# [Record excerpts]
:::::

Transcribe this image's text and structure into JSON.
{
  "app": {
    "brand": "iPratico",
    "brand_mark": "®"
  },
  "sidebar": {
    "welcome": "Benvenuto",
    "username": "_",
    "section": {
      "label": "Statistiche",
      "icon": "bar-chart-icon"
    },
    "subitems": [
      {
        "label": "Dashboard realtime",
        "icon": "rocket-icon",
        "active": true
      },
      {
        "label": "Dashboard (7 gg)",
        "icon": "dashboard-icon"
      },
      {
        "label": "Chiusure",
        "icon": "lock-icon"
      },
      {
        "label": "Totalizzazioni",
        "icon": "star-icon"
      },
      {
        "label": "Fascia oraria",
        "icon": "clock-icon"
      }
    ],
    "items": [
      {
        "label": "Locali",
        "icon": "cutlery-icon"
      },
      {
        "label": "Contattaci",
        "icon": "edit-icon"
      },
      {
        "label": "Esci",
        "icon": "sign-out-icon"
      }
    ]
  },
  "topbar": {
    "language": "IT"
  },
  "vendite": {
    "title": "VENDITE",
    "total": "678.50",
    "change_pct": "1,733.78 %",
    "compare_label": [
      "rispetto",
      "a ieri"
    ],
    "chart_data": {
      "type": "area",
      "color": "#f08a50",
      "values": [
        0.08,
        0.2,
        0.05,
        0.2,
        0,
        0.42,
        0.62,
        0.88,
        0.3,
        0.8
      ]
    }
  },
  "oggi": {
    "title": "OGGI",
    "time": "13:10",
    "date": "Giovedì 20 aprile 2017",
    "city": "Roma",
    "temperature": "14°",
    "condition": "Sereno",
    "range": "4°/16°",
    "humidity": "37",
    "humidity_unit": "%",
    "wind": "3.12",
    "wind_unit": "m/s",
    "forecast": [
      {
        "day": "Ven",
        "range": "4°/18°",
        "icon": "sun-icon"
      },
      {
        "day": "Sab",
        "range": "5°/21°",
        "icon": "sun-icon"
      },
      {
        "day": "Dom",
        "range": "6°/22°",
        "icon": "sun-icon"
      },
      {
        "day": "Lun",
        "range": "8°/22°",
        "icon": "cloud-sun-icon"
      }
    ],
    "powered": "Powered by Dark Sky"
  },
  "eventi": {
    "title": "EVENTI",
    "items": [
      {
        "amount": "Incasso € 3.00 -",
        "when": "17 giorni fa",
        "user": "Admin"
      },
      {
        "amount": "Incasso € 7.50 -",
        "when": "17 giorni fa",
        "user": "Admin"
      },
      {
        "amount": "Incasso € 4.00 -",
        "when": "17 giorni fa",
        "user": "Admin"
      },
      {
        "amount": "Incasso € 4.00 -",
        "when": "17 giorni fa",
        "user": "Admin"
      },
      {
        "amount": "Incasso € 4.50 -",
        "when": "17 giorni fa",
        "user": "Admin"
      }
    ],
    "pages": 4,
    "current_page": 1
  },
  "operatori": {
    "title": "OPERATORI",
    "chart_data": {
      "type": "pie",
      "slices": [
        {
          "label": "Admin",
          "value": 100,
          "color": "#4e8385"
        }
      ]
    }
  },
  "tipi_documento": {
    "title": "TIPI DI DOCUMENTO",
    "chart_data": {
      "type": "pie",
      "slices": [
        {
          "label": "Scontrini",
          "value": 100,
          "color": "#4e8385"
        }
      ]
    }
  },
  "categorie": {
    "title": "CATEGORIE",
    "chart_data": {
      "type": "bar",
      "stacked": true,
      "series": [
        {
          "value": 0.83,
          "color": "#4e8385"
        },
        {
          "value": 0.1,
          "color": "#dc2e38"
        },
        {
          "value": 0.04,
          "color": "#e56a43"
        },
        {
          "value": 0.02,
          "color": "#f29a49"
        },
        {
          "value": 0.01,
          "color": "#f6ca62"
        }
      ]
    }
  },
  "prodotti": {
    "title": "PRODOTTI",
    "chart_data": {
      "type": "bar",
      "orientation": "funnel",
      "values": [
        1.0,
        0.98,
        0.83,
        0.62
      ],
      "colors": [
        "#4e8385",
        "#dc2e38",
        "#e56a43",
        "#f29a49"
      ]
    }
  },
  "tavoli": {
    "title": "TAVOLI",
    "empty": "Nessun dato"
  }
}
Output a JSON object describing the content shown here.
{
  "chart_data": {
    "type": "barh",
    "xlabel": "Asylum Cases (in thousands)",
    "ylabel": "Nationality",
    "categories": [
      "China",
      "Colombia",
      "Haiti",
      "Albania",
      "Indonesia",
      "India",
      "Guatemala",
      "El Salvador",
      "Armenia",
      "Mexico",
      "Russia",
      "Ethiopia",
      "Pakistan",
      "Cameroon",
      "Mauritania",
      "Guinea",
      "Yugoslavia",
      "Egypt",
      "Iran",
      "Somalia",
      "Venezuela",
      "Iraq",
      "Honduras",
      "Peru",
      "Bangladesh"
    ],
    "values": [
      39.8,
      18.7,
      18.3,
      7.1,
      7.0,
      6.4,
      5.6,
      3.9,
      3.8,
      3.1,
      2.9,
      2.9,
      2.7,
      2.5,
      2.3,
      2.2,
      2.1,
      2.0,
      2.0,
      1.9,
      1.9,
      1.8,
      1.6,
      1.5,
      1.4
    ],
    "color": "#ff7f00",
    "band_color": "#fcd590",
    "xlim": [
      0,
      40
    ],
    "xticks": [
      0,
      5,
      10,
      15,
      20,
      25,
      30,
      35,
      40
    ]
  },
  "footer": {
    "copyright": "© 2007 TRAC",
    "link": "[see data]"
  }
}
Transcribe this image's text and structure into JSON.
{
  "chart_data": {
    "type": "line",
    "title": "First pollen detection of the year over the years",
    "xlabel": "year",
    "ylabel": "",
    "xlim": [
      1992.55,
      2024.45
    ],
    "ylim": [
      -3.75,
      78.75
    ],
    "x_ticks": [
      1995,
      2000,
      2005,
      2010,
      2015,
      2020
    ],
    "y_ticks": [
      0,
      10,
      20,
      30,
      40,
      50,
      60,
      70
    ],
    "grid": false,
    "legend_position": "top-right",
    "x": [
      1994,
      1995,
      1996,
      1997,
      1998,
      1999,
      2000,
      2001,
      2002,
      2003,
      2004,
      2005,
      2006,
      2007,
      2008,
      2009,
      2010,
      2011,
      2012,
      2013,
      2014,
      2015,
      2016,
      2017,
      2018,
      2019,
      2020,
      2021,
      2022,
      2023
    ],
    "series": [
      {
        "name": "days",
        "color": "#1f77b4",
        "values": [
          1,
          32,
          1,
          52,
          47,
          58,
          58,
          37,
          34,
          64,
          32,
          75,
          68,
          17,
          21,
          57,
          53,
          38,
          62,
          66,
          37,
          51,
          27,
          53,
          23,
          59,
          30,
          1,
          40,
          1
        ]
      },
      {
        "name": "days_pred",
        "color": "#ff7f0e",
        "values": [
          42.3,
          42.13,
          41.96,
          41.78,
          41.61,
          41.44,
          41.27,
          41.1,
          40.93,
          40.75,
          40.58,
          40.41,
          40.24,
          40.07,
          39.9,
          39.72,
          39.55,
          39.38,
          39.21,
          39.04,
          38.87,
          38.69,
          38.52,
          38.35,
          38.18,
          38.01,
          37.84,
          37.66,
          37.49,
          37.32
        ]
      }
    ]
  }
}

:::::

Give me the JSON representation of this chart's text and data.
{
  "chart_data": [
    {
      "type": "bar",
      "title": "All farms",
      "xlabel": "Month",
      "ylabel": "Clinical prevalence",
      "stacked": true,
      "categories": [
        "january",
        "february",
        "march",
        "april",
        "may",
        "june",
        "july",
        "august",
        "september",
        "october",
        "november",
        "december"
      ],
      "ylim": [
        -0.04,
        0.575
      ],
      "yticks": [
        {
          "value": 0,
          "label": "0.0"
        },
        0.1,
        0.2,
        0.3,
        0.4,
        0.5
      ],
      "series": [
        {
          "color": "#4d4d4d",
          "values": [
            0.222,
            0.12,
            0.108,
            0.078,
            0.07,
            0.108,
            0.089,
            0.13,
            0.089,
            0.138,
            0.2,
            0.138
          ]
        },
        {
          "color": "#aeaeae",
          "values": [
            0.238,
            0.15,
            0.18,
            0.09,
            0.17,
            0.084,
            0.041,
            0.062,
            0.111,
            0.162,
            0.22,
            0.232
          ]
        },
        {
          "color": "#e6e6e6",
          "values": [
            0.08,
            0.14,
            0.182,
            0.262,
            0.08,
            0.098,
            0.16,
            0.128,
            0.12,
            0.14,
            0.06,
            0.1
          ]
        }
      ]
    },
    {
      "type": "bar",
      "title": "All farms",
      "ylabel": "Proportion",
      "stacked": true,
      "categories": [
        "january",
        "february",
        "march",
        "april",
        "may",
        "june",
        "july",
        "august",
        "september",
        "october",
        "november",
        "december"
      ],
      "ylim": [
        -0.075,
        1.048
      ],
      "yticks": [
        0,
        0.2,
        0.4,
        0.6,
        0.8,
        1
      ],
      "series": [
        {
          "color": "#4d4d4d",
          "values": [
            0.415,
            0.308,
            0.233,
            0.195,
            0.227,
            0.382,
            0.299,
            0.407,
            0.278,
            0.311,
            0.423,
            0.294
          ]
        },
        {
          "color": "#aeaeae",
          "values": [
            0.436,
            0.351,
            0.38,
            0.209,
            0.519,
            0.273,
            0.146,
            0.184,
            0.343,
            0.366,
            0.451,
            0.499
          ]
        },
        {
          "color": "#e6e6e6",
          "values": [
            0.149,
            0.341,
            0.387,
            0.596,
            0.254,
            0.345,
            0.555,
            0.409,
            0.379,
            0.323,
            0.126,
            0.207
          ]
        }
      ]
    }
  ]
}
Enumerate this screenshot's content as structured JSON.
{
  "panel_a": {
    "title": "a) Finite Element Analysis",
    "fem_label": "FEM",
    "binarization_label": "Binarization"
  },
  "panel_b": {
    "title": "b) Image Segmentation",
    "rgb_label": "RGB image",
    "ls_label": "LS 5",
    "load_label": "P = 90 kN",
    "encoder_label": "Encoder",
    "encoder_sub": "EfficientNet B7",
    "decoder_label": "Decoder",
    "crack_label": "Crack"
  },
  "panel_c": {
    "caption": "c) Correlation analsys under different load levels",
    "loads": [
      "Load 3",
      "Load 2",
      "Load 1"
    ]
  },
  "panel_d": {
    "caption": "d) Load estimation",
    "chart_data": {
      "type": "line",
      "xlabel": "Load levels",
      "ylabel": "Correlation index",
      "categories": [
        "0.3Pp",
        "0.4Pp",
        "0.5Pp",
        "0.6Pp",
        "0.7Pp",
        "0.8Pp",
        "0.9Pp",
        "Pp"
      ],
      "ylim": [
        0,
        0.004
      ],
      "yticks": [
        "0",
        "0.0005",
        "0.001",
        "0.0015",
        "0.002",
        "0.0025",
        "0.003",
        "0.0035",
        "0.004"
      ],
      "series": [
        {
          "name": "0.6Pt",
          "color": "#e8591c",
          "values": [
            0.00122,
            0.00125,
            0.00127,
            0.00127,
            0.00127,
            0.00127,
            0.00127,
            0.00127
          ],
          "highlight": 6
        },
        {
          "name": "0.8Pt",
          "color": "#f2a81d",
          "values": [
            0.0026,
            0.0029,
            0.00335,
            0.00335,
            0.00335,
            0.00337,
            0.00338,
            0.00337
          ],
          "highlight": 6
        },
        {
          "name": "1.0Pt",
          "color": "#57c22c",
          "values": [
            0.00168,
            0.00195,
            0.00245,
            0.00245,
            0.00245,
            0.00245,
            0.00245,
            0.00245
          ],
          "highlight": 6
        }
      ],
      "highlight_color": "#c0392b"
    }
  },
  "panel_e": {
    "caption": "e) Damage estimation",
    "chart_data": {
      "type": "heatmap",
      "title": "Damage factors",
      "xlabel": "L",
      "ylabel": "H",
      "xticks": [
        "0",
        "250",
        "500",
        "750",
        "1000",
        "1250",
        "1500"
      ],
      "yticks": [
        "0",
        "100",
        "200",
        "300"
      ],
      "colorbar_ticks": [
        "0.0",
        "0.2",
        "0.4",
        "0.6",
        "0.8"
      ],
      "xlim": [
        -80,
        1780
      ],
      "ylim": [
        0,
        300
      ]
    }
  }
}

:::::

# [Work instructions]
Read through the entries and copy each line in which "levels" appears.

# [Expected answer]
    "caption": "c) Correlation analsys under different load levels",
      "xlabel": "Load levels",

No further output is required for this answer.